Given task:
Print the records between the line containing "table-header[interactable]: v ck_pialang kerjasama" and the line containing "column-row[interactable]: email : varchar(80)", inclusive, reproducing each line without changes.

[Stored records]
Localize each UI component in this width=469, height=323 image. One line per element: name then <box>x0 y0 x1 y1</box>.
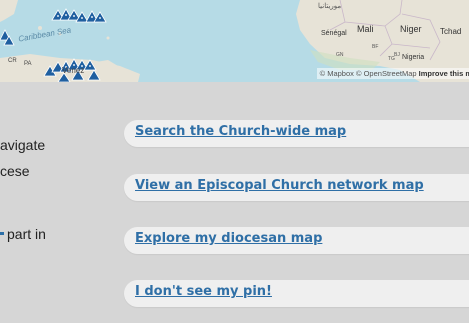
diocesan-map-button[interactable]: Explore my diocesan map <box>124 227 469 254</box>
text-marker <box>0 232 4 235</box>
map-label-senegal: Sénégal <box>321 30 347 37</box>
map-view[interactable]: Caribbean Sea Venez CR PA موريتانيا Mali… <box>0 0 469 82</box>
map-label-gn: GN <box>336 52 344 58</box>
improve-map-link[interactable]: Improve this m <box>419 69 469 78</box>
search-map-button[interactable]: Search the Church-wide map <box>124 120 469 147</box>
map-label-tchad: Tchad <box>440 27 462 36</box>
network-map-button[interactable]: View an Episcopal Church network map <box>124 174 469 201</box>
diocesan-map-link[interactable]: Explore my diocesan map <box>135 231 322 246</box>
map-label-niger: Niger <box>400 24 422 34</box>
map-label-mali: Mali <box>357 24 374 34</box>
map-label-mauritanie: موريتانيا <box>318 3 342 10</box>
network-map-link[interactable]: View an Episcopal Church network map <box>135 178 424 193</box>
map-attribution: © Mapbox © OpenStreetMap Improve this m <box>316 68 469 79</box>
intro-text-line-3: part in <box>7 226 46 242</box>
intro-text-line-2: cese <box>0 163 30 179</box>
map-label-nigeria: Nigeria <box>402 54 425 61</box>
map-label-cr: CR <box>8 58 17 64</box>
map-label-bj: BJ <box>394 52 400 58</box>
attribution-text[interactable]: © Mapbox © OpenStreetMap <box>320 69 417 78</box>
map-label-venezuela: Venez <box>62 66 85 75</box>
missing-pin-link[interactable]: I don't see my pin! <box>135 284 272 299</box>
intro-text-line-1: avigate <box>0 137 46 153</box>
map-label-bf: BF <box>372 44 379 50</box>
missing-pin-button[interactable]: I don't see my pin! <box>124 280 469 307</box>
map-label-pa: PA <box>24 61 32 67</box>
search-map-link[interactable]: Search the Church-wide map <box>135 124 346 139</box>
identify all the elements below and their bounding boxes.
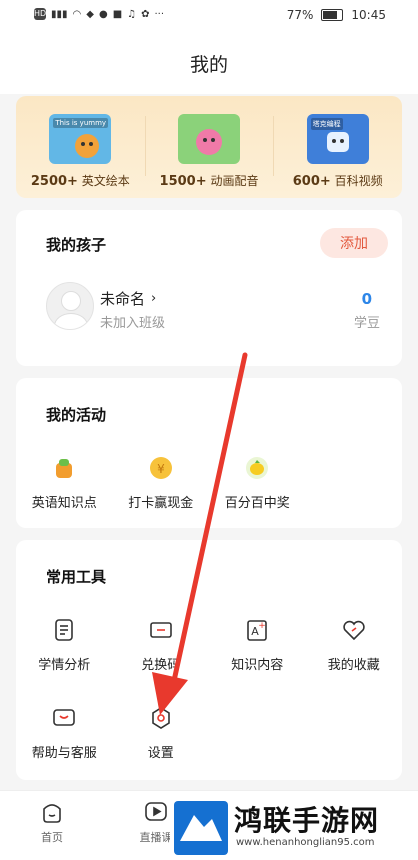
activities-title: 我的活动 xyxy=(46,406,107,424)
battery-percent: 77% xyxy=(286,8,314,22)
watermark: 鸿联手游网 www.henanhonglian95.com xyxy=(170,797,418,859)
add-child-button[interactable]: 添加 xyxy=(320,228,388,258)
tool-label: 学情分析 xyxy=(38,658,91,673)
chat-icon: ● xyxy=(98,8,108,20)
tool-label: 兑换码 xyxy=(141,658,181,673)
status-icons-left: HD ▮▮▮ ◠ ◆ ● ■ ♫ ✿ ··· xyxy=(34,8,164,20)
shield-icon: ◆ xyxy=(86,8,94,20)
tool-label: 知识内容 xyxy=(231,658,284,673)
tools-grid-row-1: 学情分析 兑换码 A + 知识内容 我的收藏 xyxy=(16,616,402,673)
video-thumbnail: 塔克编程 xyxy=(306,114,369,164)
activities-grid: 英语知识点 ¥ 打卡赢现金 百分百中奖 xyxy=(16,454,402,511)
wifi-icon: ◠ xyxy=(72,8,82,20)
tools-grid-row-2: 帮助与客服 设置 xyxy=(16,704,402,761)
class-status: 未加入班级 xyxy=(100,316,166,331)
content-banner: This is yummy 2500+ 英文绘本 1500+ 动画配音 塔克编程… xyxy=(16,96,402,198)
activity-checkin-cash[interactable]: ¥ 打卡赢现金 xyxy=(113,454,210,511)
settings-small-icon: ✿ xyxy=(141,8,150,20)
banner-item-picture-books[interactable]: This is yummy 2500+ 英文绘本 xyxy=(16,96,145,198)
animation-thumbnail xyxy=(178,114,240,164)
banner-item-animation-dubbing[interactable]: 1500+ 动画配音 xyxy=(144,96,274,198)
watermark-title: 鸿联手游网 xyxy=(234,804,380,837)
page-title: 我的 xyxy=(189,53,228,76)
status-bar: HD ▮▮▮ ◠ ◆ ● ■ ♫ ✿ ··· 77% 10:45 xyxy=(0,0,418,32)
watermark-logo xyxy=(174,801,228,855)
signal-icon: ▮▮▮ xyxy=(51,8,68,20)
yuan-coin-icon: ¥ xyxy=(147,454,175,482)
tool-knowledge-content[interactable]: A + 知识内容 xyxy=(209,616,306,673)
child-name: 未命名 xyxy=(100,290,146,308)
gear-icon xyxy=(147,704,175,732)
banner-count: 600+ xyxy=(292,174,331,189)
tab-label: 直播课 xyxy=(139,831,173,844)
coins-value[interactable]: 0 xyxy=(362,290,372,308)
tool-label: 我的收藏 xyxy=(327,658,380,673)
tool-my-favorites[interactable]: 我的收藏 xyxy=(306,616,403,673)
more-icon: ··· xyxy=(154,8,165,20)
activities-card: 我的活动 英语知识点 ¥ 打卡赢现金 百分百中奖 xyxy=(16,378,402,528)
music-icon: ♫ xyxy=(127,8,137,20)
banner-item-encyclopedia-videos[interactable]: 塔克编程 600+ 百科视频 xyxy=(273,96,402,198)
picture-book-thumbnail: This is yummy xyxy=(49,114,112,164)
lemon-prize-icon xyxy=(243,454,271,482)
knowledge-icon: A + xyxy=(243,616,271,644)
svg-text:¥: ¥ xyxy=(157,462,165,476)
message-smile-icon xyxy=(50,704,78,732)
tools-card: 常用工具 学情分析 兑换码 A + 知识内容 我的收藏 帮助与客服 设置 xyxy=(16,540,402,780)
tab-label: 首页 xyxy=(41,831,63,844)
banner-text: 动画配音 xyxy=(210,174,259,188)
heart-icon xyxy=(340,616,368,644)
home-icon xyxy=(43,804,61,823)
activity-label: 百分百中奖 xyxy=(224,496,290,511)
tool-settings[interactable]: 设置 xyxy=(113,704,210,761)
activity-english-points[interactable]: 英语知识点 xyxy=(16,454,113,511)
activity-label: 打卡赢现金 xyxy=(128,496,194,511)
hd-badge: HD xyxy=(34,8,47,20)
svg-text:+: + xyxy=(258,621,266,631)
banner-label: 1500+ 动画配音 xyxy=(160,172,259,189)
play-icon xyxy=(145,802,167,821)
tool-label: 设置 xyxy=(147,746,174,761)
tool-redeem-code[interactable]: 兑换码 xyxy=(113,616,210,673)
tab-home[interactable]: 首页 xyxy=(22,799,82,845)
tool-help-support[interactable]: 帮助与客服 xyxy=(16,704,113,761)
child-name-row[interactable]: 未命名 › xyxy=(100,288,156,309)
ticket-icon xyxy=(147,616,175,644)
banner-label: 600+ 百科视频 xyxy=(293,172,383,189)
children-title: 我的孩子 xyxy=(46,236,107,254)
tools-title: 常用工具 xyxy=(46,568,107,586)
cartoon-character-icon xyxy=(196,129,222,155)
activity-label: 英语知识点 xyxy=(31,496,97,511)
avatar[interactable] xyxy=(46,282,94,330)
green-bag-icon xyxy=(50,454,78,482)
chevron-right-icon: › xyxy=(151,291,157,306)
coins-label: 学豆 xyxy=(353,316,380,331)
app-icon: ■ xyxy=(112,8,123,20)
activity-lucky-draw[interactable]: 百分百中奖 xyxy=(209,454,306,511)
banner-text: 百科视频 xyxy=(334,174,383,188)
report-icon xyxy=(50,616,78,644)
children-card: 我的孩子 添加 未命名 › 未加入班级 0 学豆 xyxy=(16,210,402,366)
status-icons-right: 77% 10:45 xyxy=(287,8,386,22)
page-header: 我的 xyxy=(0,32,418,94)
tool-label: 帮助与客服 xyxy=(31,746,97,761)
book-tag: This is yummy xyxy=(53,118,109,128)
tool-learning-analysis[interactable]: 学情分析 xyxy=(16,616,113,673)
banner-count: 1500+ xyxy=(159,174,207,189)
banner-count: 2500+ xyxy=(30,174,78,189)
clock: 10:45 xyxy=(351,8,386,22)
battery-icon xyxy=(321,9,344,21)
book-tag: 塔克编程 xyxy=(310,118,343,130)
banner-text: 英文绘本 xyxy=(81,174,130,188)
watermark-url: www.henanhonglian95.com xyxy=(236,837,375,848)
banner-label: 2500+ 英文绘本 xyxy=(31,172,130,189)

---

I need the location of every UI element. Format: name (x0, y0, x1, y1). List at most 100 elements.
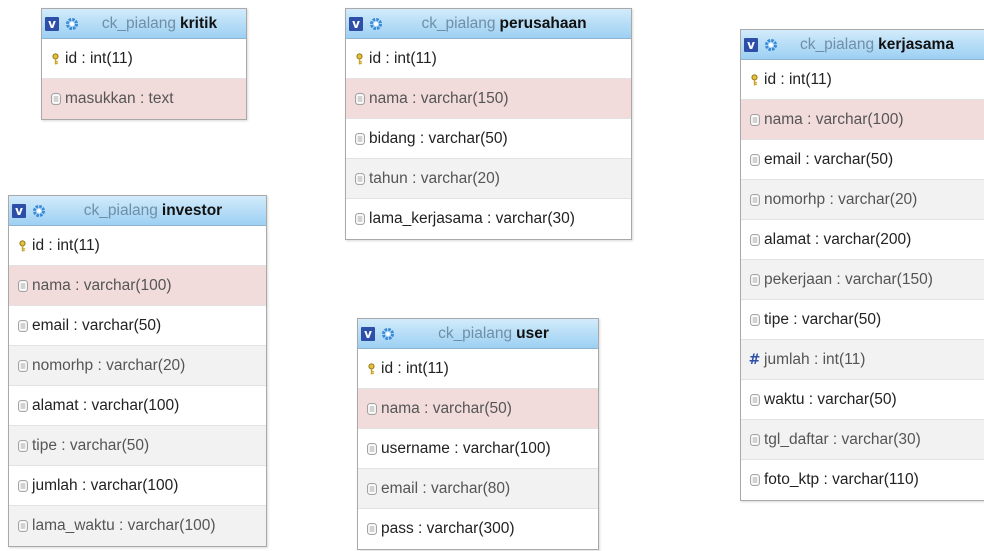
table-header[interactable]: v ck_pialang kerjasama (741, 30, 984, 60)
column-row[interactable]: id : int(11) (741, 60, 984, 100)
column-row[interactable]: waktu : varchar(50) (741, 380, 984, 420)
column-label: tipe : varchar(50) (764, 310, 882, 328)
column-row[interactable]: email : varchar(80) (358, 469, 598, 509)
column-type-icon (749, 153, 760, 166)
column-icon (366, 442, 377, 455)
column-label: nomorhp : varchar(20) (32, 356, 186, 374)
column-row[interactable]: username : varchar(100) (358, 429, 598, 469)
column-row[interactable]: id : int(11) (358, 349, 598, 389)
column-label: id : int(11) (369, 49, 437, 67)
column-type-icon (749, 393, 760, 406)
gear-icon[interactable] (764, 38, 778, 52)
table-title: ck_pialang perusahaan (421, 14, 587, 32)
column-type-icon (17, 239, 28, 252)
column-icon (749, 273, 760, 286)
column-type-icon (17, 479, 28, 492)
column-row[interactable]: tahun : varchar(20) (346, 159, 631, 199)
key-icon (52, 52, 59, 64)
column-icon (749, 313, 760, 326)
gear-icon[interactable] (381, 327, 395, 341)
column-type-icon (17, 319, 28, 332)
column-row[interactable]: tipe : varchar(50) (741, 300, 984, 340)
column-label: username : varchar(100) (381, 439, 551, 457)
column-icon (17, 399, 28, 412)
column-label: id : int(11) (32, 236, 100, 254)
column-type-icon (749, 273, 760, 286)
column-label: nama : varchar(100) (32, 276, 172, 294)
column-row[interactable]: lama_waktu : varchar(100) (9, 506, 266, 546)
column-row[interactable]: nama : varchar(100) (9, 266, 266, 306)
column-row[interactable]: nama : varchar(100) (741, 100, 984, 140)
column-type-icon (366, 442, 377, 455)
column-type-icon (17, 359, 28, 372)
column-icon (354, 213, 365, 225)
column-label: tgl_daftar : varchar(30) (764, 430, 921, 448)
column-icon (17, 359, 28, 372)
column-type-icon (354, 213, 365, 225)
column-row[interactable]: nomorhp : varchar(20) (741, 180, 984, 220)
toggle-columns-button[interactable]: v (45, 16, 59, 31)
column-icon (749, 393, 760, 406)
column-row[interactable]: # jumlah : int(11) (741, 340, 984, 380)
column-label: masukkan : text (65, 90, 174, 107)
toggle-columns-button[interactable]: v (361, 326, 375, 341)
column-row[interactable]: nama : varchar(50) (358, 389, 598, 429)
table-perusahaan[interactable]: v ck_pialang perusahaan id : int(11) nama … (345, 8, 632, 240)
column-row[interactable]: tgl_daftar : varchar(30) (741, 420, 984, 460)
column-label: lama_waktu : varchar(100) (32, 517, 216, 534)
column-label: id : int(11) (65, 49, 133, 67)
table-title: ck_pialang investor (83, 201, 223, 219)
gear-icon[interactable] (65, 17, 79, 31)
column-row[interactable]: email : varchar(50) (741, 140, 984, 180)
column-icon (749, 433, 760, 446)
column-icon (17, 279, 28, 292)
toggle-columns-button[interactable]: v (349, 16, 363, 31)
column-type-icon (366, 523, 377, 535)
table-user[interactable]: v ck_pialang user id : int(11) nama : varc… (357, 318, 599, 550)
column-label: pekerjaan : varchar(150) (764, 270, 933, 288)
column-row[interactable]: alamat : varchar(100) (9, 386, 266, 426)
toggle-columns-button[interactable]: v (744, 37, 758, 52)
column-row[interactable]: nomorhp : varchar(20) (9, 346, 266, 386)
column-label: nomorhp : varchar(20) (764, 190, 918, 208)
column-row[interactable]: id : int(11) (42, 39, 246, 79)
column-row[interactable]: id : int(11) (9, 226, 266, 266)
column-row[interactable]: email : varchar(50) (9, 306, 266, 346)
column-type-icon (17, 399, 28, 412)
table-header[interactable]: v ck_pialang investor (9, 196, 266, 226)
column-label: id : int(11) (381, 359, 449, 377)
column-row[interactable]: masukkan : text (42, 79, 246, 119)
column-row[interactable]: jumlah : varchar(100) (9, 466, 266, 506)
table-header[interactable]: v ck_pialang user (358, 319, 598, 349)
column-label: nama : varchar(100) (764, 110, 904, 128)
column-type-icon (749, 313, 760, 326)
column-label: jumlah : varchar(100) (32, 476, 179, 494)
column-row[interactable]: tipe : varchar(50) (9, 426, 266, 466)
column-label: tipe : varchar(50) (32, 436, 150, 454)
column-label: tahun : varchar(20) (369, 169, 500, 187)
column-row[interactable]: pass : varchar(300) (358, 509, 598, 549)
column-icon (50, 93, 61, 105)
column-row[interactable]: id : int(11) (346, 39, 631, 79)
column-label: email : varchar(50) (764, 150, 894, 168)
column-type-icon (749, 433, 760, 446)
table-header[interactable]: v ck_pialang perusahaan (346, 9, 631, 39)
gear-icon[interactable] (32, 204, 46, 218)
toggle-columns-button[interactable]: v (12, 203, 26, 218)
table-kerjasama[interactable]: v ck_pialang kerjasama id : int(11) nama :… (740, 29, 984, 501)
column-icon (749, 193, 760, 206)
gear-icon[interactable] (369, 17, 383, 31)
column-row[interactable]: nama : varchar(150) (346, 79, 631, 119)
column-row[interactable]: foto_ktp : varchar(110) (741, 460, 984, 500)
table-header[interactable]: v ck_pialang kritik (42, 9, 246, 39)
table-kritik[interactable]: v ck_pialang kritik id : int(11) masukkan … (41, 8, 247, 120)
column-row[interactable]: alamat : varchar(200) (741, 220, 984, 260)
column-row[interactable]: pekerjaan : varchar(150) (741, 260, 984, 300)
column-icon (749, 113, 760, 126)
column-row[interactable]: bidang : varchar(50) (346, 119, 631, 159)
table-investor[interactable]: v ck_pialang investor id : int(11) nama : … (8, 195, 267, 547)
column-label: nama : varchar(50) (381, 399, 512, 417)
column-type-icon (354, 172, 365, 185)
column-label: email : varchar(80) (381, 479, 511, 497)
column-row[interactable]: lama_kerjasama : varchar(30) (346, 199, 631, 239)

Response:
table-header[interactable]: v ck_pialang kerjasama (741, 30, 984, 60)
column-row[interactable]: id : int(11) (741, 60, 984, 100)
column-row[interactable]: waktu : varchar(50) (741, 380, 984, 420)
column-label: tipe : varchar(50) (764, 310, 882, 328)
column-row[interactable]: email : varchar(80) (358, 469, 598, 509)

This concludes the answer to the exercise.